▶ _Exercise task_:
From the listing, collect all lines containing the word "name".

▶ _Available records_:

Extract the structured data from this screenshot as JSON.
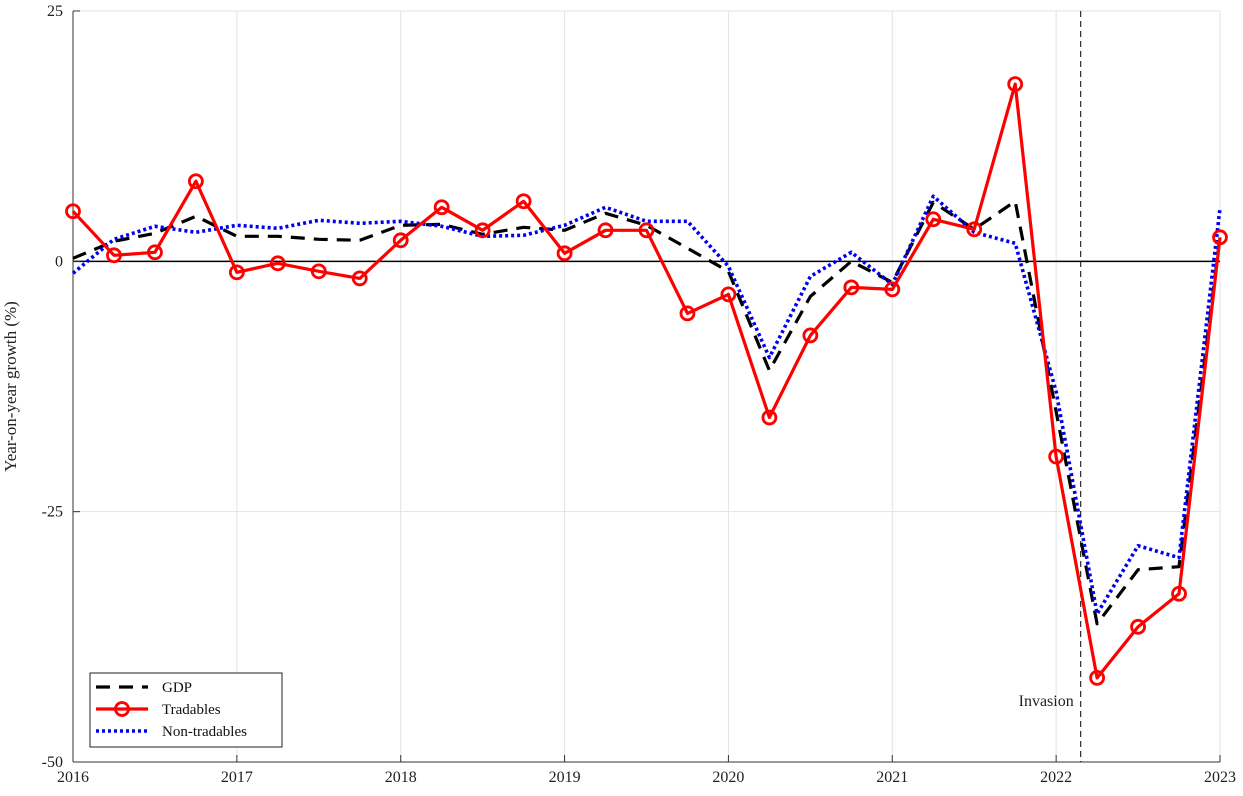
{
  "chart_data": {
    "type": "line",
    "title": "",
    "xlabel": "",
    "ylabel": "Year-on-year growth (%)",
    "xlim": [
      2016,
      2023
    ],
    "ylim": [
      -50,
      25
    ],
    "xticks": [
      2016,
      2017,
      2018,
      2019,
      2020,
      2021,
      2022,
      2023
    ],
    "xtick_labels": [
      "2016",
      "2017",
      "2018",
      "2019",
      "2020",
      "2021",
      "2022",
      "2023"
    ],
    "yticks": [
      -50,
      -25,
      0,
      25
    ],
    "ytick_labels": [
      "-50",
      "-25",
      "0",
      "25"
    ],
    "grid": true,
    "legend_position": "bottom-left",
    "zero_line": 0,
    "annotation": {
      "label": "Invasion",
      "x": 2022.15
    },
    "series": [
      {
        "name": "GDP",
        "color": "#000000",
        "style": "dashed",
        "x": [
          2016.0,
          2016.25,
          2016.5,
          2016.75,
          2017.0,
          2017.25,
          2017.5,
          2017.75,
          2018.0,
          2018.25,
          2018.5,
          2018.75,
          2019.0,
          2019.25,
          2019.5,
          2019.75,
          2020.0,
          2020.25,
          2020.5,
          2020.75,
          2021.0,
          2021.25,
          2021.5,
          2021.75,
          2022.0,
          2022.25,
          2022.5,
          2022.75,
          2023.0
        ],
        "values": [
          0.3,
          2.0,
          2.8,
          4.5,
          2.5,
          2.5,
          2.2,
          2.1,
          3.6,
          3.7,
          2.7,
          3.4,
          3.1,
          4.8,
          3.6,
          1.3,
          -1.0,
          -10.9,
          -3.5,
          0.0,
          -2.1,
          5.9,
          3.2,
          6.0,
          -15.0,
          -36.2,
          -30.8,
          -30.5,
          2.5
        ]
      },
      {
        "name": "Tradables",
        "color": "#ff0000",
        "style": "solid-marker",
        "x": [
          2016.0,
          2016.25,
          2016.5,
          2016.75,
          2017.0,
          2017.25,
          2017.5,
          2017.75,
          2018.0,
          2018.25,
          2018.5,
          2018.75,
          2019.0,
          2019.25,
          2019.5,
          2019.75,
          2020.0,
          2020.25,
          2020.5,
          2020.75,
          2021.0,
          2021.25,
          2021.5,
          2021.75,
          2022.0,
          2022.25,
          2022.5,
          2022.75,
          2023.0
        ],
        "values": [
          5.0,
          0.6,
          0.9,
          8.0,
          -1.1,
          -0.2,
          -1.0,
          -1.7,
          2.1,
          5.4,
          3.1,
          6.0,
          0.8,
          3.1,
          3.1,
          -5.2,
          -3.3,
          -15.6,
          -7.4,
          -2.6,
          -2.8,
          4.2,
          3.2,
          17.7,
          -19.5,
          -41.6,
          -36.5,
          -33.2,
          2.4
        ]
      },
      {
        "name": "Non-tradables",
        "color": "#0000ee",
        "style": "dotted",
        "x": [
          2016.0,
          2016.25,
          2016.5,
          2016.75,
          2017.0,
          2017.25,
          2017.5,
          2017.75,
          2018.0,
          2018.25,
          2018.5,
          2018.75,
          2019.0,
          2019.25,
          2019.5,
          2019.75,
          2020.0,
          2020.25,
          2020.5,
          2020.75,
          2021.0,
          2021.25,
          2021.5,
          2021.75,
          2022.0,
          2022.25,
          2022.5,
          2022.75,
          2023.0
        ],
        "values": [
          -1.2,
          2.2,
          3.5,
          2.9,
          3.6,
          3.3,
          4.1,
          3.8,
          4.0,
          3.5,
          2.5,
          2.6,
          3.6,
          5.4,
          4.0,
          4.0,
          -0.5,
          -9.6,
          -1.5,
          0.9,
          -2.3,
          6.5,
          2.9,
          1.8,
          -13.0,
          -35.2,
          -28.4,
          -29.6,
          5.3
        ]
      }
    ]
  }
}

==

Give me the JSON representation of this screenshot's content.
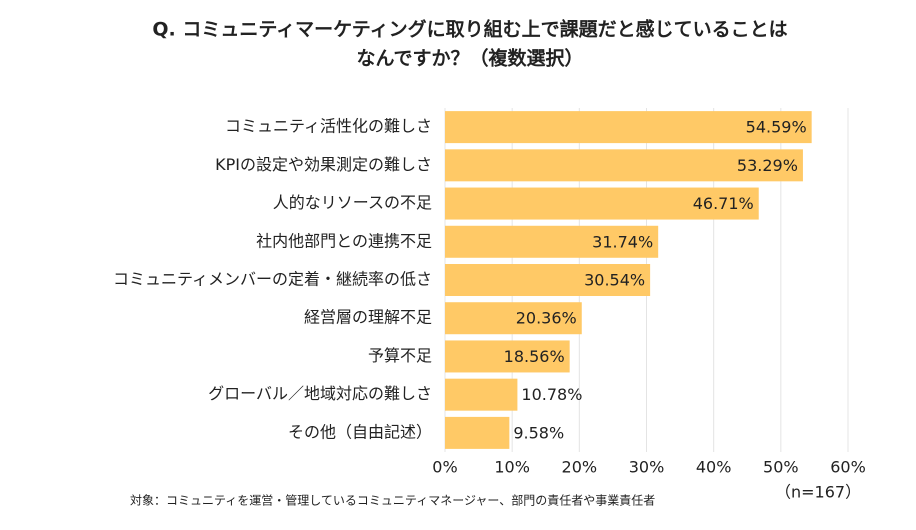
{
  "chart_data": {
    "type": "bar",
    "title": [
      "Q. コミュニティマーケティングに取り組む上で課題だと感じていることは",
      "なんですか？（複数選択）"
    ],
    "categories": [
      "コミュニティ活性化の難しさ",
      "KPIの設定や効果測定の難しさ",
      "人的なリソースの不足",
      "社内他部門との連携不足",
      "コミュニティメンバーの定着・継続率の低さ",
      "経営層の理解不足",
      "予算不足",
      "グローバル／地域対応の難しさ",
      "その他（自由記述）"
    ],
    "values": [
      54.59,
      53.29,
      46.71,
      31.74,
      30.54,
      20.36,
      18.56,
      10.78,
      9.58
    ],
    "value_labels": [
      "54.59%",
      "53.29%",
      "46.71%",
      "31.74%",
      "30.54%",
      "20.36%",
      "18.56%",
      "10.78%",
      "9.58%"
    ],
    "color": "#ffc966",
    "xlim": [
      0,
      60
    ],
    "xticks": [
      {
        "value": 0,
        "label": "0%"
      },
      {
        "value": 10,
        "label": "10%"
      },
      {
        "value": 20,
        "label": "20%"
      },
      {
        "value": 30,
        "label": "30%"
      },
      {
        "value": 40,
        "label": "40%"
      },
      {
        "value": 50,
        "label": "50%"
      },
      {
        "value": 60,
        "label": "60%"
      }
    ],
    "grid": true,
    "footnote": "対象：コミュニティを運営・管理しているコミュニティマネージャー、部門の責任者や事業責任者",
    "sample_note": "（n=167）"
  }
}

▶ _Full output_:
        "name": "GDP",
        "name": "Tradables",
        "name": "Non-tradables",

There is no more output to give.